<<<<

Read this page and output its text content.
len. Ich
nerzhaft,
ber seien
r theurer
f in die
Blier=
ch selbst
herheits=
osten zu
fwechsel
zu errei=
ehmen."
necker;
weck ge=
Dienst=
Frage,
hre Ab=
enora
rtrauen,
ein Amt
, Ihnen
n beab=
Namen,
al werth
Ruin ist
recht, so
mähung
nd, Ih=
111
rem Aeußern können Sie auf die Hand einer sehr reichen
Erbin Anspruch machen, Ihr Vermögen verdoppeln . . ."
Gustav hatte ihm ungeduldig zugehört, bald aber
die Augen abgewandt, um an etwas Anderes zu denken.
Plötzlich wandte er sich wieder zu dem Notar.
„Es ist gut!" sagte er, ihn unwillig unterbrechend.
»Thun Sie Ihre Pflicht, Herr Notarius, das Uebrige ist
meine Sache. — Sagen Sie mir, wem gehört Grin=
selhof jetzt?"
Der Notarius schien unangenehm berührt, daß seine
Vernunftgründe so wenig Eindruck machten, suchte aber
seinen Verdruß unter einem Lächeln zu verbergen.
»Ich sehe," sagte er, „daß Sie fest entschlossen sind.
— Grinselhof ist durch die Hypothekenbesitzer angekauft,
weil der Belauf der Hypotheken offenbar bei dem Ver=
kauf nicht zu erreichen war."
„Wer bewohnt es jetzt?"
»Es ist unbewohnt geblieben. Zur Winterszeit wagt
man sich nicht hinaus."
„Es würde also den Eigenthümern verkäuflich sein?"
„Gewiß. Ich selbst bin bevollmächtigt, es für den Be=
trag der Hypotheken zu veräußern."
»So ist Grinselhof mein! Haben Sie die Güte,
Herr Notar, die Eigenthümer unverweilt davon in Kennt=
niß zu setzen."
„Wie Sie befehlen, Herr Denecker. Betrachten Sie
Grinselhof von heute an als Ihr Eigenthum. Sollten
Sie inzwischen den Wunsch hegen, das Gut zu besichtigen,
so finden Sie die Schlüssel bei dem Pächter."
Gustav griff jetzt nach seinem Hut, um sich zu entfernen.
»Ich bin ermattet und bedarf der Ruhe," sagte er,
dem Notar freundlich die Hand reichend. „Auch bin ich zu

>>>>

The listing above must be transcribed exactly, line by line.

→ **Exercise solution**:
Read this page and output its text content.
len. Ich
nerzhaft,
ber seien
r theurer
f in die
Blier=
ch selbst
herheits=
osten zu
fwechsel
zu errei=
ehmen."
necker;
weck ge=
Dienst=
Frage,
hre Ab=
enora
rtrauen,
ein Amt
, Ihnen
n beab=
Namen,
al werth
Ruin ist
recht, so
mähung
nd, Ih=
111
rem Aeußern können Sie auf die Hand einer sehr reichen
Erbin Anspruch machen, Ihr Vermögen verdoppeln . . ."
Gustav hatte ihm ungeduldig zugehört, bald aber
die Augen abgewandt, um an etwas Anderes zu denken.
Plötzlich wandte er sich wieder zu dem Notar.
„Es ist gut!" sagte er, ihn unwillig unterbrechend.
»Thun Sie Ihre Pflicht, Herr Notarius, das Uebrige ist
meine Sache. — Sagen Sie mir, wem gehört Grin=
selhof jetzt?"
Der Notarius schien unangenehm berührt, daß seine
Vernunftgründe so wenig Eindruck machten, suchte aber
seinen Verdruß unter einem Lächeln zu verbergen.
»Ich sehe," sagte er, „daß Sie fest entschlossen sind.
— Grinselhof ist durch die Hypothekenbesitzer angekauft,
weil der Belauf der Hypotheken offenbar bei dem Ver=
kauf nicht zu erreichen war."
„Wer bewohnt es jetzt?"
»Es ist unbewohnt geblieben. Zur Winterszeit wagt
man sich nicht hinaus."
„Es würde also den Eigenthümern verkäuflich sein?"
„Gewiß. Ich selbst bin bevollmächtigt, es für den Be=
trag der Hypotheken zu veräußern."
»So ist Grinselhof mein! Haben Sie die Güte,
Herr Notar, die Eigenthümer unverweilt davon in Kennt=
niß zu setzen."
„Wie Sie befehlen, Herr Denecker. Betrachten Sie
Grinselhof von heute an als Ihr Eigenthum. Sollten
Sie inzwischen den Wunsch hegen, das Gut zu besichtigen,
so finden Sie die Schlüssel bei dem Pächter."
Gustav griff jetzt nach seinem Hut, um sich zu entfernen.
»Ich bin ermattet und bedarf der Ruhe," sagte er,
dem Notar freundlich die Hand reichend. „Auch bin ich zu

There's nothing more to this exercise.